▶ **What you need to do**: Copy out all the records exactly.

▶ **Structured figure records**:
----
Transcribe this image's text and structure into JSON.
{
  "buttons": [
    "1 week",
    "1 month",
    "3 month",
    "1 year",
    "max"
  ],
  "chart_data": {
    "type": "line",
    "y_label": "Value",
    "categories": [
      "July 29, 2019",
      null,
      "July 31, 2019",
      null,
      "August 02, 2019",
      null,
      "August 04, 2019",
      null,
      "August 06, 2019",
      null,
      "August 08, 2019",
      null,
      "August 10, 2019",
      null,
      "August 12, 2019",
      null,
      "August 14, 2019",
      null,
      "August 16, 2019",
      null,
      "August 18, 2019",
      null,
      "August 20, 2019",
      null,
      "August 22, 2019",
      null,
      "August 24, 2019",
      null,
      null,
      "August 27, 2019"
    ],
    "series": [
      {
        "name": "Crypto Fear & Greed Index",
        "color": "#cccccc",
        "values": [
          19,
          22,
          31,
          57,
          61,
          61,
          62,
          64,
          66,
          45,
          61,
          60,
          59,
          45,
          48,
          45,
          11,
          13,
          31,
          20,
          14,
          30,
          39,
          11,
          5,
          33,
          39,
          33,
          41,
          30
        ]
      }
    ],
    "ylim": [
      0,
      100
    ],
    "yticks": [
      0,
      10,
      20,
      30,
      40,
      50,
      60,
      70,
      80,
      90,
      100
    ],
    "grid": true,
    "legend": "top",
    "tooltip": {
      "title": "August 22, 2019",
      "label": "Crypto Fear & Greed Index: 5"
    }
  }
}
----
▶ **Exercise result**:
Transcribe this image's text and structure into JSON.
{
  "buttons": [
    "1 week",
    "1 month",
    "3 month",
    "1 year",
    "max"
  ],
  "chart_data": {
    "type": "line",
    "y_label": "Value",
    "categories": [
      "July 29, 2019",
      null,
      "July 31, 2019",
      null,
      "August 02, 2019",
      null,
      "August 04, 2019",
      null,
      "August 06, 2019",
      null,
      "August 08, 2019",
      null,
      "August 10, 2019",
      null,
      "August 12, 2019",
      null,
      "August 14, 2019",
      null,
      "August 16, 2019",
      null,
      "August 18, 2019",
      null,
      "August 20, 2019",
      null,
      "August 22, 2019",
      null,
      "August 24, 2019",
      null,
      null,
      "August 27, 2019"
    ],
    "series": [
      {
        "name": "Crypto Fear & Greed Index",
        "color": "#cccccc",
        "values": [
          19,
          22,
          31,
          57,
          61,
          61,
          62,
          64,
          66,
          45,
          61,
          60,
          59,
          45,
          48,
          45,
          11,
          13,
          31,
          20,
          14,
          30,
          39,
          11,
          5,
          33,
          39,
          33,
          41,
          30
        ]
      }
    ],
    "ylim": [
      0,
      100
    ],
    "yticks": [
      0,
      10,
      20,
      30,
      40,
      50,
      60,
      70,
      80,
      90,
      100
    ],
    "grid": true,
    "legend": "top",
    "tooltip": {
      "title": "August 22, 2019",
      "label": "Crypto Fear & Greed Index: 5"
    }
  }
}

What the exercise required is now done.